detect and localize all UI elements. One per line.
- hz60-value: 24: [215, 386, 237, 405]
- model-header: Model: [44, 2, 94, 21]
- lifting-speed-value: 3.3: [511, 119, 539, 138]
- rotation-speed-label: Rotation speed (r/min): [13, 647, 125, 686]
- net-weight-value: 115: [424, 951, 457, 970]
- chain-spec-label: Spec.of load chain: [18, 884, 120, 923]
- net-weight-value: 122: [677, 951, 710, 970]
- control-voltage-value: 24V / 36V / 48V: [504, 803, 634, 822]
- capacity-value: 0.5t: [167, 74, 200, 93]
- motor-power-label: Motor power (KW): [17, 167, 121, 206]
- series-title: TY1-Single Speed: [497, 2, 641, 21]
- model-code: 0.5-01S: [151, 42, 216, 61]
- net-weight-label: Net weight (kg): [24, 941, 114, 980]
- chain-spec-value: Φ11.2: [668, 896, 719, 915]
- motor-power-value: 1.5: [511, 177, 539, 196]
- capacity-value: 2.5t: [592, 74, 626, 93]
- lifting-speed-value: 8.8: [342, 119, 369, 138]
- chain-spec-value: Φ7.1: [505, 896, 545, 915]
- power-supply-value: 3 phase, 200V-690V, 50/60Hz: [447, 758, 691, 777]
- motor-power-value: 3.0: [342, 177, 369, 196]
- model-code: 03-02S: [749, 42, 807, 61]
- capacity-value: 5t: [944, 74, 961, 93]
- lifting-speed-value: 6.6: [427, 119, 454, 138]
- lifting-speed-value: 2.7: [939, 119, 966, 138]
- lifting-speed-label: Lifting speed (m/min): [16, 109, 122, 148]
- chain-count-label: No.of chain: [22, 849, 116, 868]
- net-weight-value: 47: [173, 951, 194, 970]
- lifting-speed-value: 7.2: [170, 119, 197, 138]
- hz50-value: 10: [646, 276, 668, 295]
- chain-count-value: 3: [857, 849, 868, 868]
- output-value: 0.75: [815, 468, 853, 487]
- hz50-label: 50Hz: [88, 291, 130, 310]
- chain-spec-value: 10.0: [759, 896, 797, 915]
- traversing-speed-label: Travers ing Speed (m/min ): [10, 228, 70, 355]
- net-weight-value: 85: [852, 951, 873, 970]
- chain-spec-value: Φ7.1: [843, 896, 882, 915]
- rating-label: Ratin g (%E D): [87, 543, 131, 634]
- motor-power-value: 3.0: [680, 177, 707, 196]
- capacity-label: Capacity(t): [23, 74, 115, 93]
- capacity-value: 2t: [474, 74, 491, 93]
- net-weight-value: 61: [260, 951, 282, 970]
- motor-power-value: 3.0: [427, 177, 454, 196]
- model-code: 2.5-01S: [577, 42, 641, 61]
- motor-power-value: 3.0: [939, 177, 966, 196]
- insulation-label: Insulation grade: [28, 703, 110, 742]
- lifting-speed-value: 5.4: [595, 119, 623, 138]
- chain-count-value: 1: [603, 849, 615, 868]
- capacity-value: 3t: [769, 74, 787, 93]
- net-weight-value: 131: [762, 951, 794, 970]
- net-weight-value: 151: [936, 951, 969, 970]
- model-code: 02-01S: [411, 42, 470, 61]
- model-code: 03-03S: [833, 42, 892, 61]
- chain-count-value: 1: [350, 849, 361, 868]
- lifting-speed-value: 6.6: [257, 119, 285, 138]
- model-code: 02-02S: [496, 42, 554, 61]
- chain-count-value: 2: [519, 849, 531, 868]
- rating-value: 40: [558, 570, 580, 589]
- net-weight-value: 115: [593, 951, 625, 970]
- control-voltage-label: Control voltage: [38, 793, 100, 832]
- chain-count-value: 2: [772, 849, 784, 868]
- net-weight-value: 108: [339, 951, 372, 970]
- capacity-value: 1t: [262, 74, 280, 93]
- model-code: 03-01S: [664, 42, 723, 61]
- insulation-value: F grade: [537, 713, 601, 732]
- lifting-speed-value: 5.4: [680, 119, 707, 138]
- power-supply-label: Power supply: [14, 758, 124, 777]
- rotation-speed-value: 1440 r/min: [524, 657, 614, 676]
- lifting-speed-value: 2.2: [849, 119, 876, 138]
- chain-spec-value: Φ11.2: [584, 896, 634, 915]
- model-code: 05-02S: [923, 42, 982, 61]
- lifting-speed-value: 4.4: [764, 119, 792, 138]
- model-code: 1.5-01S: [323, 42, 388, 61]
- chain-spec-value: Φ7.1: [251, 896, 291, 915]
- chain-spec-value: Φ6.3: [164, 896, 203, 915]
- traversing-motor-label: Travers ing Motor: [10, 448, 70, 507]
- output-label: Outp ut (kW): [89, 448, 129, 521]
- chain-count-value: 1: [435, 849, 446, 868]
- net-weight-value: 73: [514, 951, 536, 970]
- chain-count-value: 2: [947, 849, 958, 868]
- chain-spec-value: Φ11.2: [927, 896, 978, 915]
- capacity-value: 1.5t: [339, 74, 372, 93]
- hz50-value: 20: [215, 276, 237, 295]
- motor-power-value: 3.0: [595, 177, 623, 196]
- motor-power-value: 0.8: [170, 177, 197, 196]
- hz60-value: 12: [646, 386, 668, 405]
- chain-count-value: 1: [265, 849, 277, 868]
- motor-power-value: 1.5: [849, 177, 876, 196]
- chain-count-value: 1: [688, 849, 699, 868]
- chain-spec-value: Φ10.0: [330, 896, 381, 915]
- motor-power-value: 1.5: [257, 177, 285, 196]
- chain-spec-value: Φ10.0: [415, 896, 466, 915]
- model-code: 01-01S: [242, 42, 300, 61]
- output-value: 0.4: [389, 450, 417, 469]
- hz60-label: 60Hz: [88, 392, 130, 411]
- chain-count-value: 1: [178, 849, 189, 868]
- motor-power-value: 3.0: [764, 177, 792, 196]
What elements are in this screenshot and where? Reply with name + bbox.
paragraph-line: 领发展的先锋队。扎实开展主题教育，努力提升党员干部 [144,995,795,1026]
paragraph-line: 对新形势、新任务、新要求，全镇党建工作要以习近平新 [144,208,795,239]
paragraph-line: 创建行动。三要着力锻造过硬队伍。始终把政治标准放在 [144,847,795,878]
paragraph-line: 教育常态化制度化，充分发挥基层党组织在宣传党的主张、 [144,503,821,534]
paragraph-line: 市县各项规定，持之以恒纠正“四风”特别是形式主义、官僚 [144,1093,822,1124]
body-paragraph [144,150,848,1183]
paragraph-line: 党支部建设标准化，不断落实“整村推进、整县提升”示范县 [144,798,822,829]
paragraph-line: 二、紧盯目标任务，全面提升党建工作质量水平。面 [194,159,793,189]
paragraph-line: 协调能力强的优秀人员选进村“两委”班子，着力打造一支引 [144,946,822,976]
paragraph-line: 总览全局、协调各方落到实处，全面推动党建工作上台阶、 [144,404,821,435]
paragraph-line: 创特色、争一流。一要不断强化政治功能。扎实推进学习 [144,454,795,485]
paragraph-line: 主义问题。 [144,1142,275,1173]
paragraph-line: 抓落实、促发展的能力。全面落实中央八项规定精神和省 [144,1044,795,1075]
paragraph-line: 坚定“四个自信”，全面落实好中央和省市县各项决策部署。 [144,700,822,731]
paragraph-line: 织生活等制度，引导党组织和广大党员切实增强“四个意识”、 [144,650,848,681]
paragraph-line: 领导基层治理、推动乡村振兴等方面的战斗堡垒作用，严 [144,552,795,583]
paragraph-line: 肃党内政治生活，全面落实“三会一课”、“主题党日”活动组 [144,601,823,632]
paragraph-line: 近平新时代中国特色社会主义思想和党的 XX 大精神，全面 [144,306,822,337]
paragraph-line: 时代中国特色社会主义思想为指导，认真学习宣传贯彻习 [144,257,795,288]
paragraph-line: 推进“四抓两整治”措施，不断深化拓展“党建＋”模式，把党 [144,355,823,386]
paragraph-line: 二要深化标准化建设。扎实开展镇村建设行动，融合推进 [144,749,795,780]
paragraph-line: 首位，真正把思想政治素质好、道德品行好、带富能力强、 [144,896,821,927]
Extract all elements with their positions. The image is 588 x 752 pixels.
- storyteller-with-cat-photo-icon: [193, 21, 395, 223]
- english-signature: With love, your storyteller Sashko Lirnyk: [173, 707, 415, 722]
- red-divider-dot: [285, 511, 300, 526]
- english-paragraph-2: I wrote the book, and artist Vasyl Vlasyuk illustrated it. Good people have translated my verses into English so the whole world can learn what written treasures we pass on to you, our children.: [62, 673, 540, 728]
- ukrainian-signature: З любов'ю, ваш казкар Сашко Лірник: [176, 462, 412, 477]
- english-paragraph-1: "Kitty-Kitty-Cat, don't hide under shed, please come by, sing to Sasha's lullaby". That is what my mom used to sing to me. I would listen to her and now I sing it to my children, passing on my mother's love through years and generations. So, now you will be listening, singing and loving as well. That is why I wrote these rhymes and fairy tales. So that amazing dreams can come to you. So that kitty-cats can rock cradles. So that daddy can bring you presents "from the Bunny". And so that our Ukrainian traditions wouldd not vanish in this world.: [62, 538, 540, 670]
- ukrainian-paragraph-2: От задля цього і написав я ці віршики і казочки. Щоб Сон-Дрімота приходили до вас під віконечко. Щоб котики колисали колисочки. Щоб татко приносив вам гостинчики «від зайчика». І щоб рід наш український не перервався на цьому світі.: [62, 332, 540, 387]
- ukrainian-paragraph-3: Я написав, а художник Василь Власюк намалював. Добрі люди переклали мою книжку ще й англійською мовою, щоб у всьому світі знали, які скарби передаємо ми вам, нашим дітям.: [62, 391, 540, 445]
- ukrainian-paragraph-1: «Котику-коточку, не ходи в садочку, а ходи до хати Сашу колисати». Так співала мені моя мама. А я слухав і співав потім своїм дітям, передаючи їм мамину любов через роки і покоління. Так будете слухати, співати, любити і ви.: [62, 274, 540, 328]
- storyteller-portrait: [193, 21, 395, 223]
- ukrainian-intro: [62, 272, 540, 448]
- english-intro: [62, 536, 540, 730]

··········

YOUR OBJECTIVE:
Arrange the lines from the start of the records through the line containing "- net-weight-value: 47: [173, 951, 194, 970]" as a Markdown table with two columns, Row and Line text, giving each line a row number and skipping blank lines.

RESPONSE TO THIS TASK:
| Row | Line text |
|---|---|
| 1 | detect and localize all UI elements. One per line. |
| 2 | - hz60-value: 24: [215, 386, 237, 405] |
| 3 | - model-header: Model: [44, 2, 94, 21] |
| 4 | - lifting-speed-value: 3.3: [511, 119, 539, 138] |
| 5 | - rotation-speed-label: Rotation speed (r/min): [13, 647, 125, 686] |
| 6 | - net-weight-value: 115: [424, 951, 457, 970] |
| 7 | - chain-spec-label: Spec.of load chain: [18, 884, 120, 923] |
| 8 | - net-weight-value: 122: [677, 951, 710, 970] |
| 9 | - control-voltage-value: 24V / 36V / 48V: [504, 803, 634, 822] |
| 10 | - capacity-value: 0.5t: [167, 74, 200, 93] |
| 11 | - motor-power-label: Motor power (KW): [17, 167, 121, 206] |
| 12 | - series-title: TY1-Single Speed: [497, 2, 641, 21] |
| 13 | - model-code: 0.5-01S: [151, 42, 216, 61] |
| 14 | - net-weight-label: Net weight (kg): [24, 941, 114, 980] |
| 15 | - chain-spec-value: Φ11.2: [668, 896, 719, 915] |
| 16 | - motor-power-value: 1.5: [511, 177, 539, 196] |
| 17 | - capacity-value: 2.5t: [592, 74, 626, 93] |
| 18 | - lifting-speed-value: 8.8: [342, 119, 369, 138] |
| 19 | - chain-spec-value: Φ7.1: [505, 896, 545, 915] |
| 20 | - power-supply-value: 3 phase, 200V-690V, 50/60Hz: [447, 758, 691, 777] |
| 21 | - motor-power-value: 3.0: [342, 177, 369, 196] |
| 22 | - model-code: 03-02S: [749, 42, 807, 61] |
| 23 | - capacity-value: 5t: [944, 74, 961, 93] |
| 24 | - lifting-speed-value: 6.6: [427, 119, 454, 138] |
| 25 | - lifting-speed-value: 2.7: [939, 119, 966, 138] |
| 26 | - lifting-speed-label: Lifting speed (m/min): [16, 109, 122, 148] |
| 27 | - chain-count-label: No.of chain: [22, 849, 116, 868] |
| 28 | - net-weight-value: 47: [173, 951, 194, 970] |